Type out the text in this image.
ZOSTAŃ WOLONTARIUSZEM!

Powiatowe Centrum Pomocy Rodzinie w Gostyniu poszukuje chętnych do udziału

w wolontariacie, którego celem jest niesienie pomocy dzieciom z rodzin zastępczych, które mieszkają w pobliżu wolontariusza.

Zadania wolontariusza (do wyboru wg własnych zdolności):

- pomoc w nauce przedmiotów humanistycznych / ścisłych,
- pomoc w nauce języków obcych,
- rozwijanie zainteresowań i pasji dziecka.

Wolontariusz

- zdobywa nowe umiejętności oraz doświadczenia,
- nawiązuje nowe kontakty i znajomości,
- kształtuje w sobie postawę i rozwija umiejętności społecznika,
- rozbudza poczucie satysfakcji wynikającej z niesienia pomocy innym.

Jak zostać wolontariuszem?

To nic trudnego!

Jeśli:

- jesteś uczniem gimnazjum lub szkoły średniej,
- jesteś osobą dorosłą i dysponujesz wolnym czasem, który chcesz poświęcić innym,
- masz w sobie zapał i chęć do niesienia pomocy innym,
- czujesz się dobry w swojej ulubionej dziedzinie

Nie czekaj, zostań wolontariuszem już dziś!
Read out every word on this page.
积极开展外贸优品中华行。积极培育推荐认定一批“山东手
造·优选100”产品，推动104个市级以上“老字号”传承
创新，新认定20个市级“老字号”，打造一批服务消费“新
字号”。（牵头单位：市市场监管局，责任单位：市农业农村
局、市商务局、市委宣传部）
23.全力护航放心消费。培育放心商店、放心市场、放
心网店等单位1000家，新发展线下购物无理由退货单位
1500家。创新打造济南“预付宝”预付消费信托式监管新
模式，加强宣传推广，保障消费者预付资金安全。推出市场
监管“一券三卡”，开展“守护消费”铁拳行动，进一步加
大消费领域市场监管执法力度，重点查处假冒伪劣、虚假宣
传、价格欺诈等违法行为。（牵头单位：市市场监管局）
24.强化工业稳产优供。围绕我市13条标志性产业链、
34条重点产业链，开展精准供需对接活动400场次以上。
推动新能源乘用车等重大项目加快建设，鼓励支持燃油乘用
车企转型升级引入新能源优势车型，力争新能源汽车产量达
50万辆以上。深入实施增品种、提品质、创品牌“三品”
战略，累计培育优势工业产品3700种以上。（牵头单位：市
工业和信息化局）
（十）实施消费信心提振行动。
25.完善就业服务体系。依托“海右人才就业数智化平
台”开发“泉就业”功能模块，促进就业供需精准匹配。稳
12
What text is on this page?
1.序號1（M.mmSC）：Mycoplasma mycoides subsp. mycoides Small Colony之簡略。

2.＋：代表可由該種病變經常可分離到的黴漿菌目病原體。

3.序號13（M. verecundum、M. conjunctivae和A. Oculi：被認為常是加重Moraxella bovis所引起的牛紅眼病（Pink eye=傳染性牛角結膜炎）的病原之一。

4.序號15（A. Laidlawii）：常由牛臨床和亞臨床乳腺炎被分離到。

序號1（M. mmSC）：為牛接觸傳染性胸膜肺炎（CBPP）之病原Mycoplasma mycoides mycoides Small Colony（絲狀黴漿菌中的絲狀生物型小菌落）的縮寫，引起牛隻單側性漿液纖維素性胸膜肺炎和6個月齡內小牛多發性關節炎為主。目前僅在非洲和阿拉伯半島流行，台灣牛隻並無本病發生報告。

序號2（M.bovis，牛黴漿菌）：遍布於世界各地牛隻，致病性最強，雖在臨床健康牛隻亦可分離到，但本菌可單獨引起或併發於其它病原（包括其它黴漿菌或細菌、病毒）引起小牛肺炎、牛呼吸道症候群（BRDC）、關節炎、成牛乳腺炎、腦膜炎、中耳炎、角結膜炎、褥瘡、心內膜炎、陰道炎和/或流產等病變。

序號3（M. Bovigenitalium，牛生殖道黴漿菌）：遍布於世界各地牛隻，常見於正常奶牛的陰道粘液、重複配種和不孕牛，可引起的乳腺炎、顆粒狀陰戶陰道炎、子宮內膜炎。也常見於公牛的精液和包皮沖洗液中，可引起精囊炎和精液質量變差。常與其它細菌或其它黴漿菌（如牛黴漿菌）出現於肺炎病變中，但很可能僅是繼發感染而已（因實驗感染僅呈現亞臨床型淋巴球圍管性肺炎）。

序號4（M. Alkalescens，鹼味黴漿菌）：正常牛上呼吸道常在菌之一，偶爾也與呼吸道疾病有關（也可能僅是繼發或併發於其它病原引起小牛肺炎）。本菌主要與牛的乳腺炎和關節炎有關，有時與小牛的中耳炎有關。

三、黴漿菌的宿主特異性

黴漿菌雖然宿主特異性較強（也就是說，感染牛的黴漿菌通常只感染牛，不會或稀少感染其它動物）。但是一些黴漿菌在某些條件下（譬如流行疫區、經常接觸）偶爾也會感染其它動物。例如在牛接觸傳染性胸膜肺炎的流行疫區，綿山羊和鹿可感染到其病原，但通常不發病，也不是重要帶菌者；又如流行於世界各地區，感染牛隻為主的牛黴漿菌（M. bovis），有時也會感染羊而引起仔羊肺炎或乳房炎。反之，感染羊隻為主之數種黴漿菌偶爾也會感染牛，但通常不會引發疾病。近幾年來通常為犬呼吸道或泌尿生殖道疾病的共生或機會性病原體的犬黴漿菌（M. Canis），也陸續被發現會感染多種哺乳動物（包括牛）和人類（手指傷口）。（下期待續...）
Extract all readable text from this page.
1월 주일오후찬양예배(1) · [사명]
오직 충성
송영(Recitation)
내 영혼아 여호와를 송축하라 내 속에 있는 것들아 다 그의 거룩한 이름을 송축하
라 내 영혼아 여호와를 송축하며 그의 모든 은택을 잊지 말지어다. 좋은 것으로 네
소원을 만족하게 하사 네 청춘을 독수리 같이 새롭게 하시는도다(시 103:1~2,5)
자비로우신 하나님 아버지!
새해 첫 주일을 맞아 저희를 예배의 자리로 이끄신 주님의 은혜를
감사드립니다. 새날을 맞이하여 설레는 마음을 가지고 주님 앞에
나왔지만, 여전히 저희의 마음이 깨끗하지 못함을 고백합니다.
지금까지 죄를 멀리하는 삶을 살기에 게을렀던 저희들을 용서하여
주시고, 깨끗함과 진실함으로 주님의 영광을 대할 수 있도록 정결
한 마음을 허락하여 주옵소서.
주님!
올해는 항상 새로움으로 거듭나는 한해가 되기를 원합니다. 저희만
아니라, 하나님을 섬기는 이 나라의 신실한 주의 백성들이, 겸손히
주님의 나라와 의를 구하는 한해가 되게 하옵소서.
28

DIRECTION: Copy out each line in the listing that has the word "niesienia".

TASK ANSWER:
- rozbudza poczucie satysfakcji wynikającej z niesienia pomocy innym.
- masz w sobie zapał i chęć do niesienia pomocy innym,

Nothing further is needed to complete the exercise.